- To-do list:
• a. Set down, word for word, the stretch of the Pi-hole forum thread from "dhcp configures the" through "the required data.".
• b. For each statement below, answer yes or no depending on whether the Pi-hole forum thread agrees with it, and quote the words from the thread that decide it. (i) The firewall rule sends client requests meant for other DNS servers to pihole. (ii) DHCP configures the clients to use 192.168.2.48. (iii) The original poster blocks DNS requests to servers other than pihole.
━━ Source extract
Store additional info in database

jpgpi250 · October 25, 2021, 2:28pm

I have, and so do a lot of users, a firewall rule, that redirects (NAT) requests from clients, to other DNS servers than pihole, to pihole. This ensures no device is able to bypass pihole, examples: chromecast, nvidea shield, ...

The solution works perfectlly, however, it is impossible, using pihole, to determine which clients have tried this (use alternate DNS server), because the incoming ip address isn't in the database (as oposed to the ip address where pi-hole-FTL forwarded to).

To achieve this, I've already modified my /etc/dnsmasq.d/01-pihole.conf, content:

#interface=eth0
listen-address=192.168.2.57
listen-address=192.168.2.48
listen-address=127.0.0.1

dhcp configures the clients to use 192.168.2.57, the firewall redirects offending requests to 192.168.2.48

If the database (query table) could provide the incoming IP adddress, it would be very easy to use the query log / long term query data, to determine who the offenders are, and what they are trying to resolve (something like filter incoming_address = 192.168.2.48), or simply execute some sqlite3 statement to get the required data.

yubiuser · October 25, 2021, 5:27pm

Have you tried to block DNS request to DNS servers other than Pi-hole. I had good results with this approach, e.g. Chromecast started using DHCP provided DNS servers after 8.8.8.8 was blocked. If this works for your clients there would be no need to add an extra column.

jpgpi250 · October 25, 2021, 6:33pm

I don't block them, I redirect (NAT) to pihole, and want to be able to see which clients have actually tried bypassing pihole in the query log, hence the additional column (dnsmasq address the request was received on).
━━━━
━━ Information shown
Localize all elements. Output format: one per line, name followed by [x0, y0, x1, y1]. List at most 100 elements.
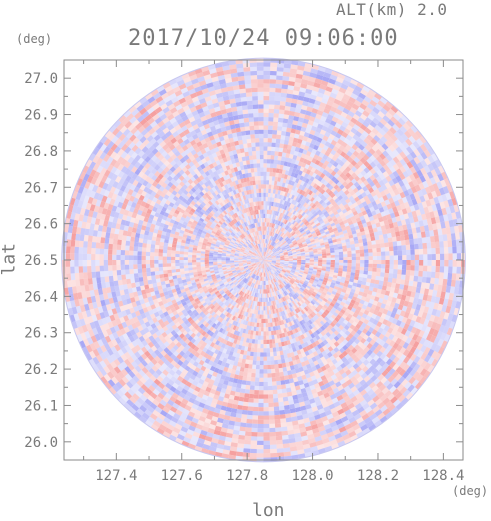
radar-cell — [262, 251, 264, 256]
radar-cell — [289, 198, 293, 204]
radar-cell — [278, 266, 283, 270]
radar-cell — [271, 313, 274, 319]
radar-cell — [243, 337, 247, 343]
radar-cell — [145, 264, 151, 269]
radar-cell — [334, 267, 339, 271]
radar-cell — [304, 220, 309, 225]
radar-cell — [287, 308, 292, 313]
radar-cell — [239, 267, 244, 270]
radar-cell — [368, 267, 373, 272]
radar-cell — [283, 340, 288, 346]
radar-cell — [276, 258, 281, 260]
radar-cell — [291, 300, 296, 306]
radar-cell — [284, 257, 289, 259]
radar-cell — [181, 213, 187, 219]
radar-cell — [326, 235, 332, 240]
radar-cell — [362, 277, 367, 282]
radar-cell — [196, 264, 201, 267]
radar-cell — [218, 220, 223, 225]
radar-cell — [145, 251, 151, 256]
radar-cell — [260, 256, 264, 260]
radar-cell — [280, 195, 285, 200]
radar-cell — [300, 267, 305, 271]
radar-cell — [359, 249, 365, 254]
radar-cell — [263, 257, 267, 260]
radar-cell — [297, 262, 302, 264]
radar-cell — [271, 256, 276, 258]
radar-cell — [301, 284, 307, 289]
radar-cell — [206, 222, 212, 227]
radar-cell — [284, 295, 288, 301]
radar-cell — [302, 302, 308, 307]
radar-cell — [268, 218, 271, 223]
radar-cell — [270, 227, 273, 232]
radar-cell — [271, 305, 274, 310]
radar-cell — [201, 268, 206, 271]
radar-cell — [229, 258, 235, 260]
radar-cell — [275, 342, 279, 348]
radar-cell — [205, 271, 211, 275]
radar-cell — [295, 196, 300, 202]
radar-cell — [259, 252, 262, 257]
radar-cell — [242, 261, 247, 263]
radar-cell — [269, 284, 272, 289]
radar-cell — [298, 204, 303, 209]
radar-cell — [271, 218, 274, 224]
radar-cell — [281, 182, 286, 188]
radar-cell — [267, 218, 270, 223]
radar-cell — [263, 205, 266, 210]
radar-cell — [257, 244, 260, 249]
radar-cell — [282, 281, 286, 286]
radar-cell — [242, 257, 247, 259]
radar-cell — [205, 232, 211, 237]
radar-cell — [266, 248, 269, 253]
radar-cell — [301, 241, 307, 245]
radar-cell — [226, 253, 231, 256]
radar-cell — [267, 289, 270, 294]
radar-cell — [292, 262, 298, 264]
radar-cell — [319, 295, 325, 300]
radar-cell — [266, 267, 269, 272]
radar-cell — [274, 252, 279, 255]
radar-cell — [299, 320, 304, 326]
radar-cell — [303, 187, 309, 193]
radar-cell — [243, 302, 247, 307]
radar-cell — [265, 239, 267, 244]
radar-cell — [263, 251, 265, 256]
radar-cell — [324, 302, 330, 307]
radar-cell — [266, 267, 269, 272]
radar-cell — [340, 213, 346, 219]
radar-cell — [342, 295, 348, 301]
radar-cell — [253, 265, 258, 269]
radar-cell — [281, 362, 287, 368]
radar-cell — [288, 234, 293, 239]
radar-cell — [246, 275, 250, 280]
radar-cell — [341, 208, 348, 214]
radar-cell — [303, 327, 309, 333]
radar-cell — [192, 198, 198, 204]
radar-cell — [244, 316, 248, 321]
radar-cell — [283, 264, 289, 267]
radar-cell — [308, 234, 313, 238]
radar-cell — [284, 236, 289, 241]
radar-cell — [206, 179, 212, 186]
radar-cell — [248, 359, 253, 365]
radar-cell — [275, 271, 279, 276]
radar-cell — [293, 350, 298, 356]
radar-cell — [322, 311, 328, 317]
radar-cell — [249, 267, 254, 270]
radar-cell — [190, 279, 196, 284]
radar-cell — [306, 340, 312, 346]
radar-cell — [305, 326, 311, 332]
radar-cell — [235, 249, 240, 253]
radar-cell — [290, 285, 295, 290]
radar-cell — [255, 257, 260, 259]
radar-cell — [302, 224, 307, 229]
radar-cell — [305, 277, 311, 281]
radar-cell — [276, 224, 279, 230]
radar-cell — [214, 190, 219, 196]
radar-cell — [210, 270, 215, 274]
radar-cell — [232, 163, 237, 168]
radar-cell — [193, 311, 200, 317]
radar-cell — [327, 278, 333, 283]
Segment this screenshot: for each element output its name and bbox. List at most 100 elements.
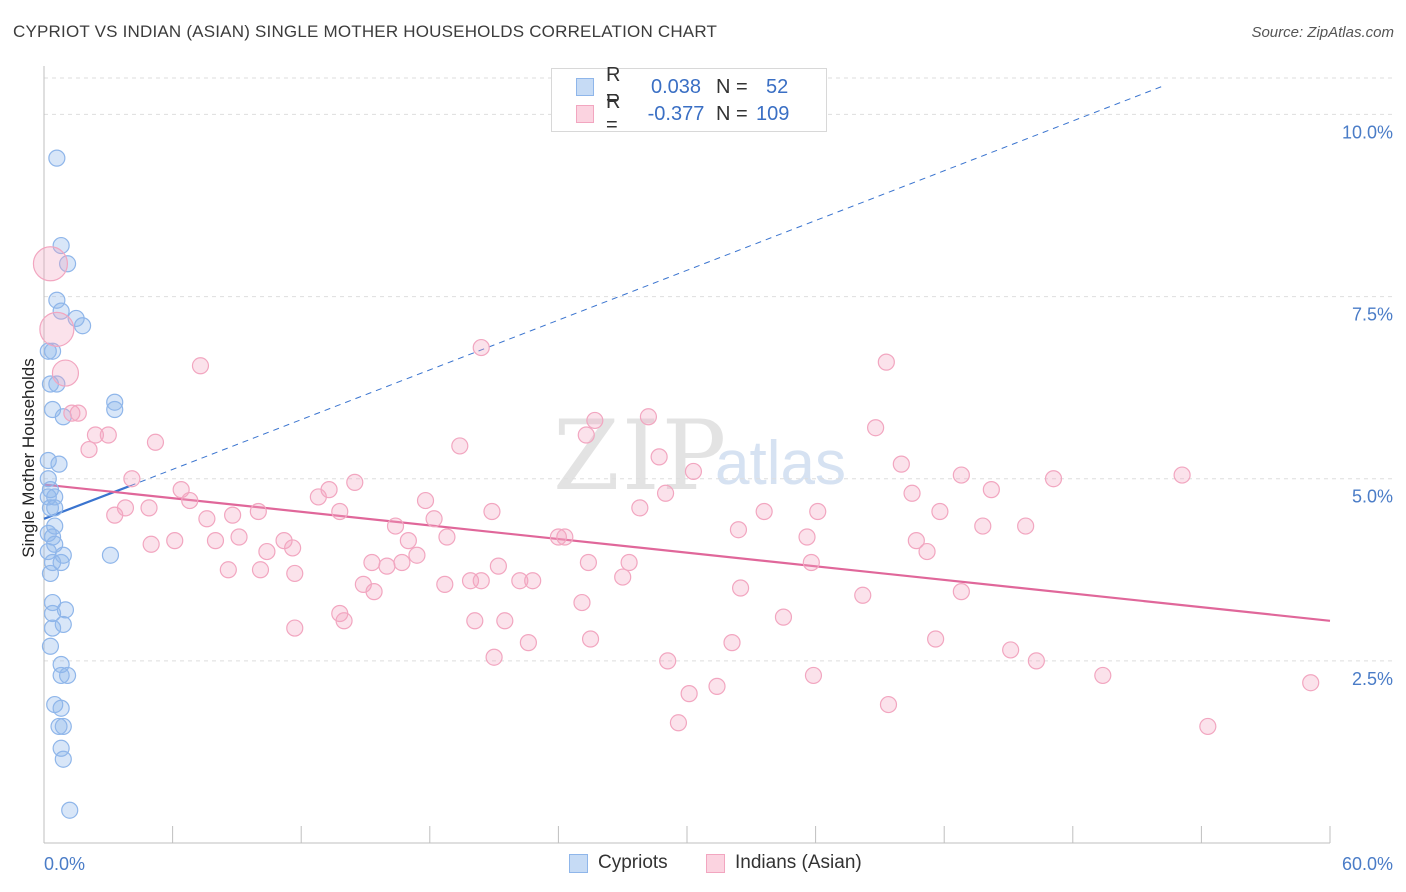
━━━━
- Solution set:
• a.
dhcp configures the clients to use 192.168.2.57, the firewall redirects offending requests to 192.168.2.48

If the database (query table) could provide the incoming IP adddress, it would be very easy to use the query log / long term query data, to determine who the offenders are, and what they are trying to resolve (something like filter incoming_address = 192.168.2.48), or simply execute some sqlite3 statement to get the required data.

• b.
(i) Yes: "a firewall rule, that redirects (NAT) requests from clients, to other DNS servers than pihole, to pihole"
(ii) No: "dhcp configures the clients to use 192.168.2.57"
(iii) No: "I don't block them, I redirect (NAT) to pihole"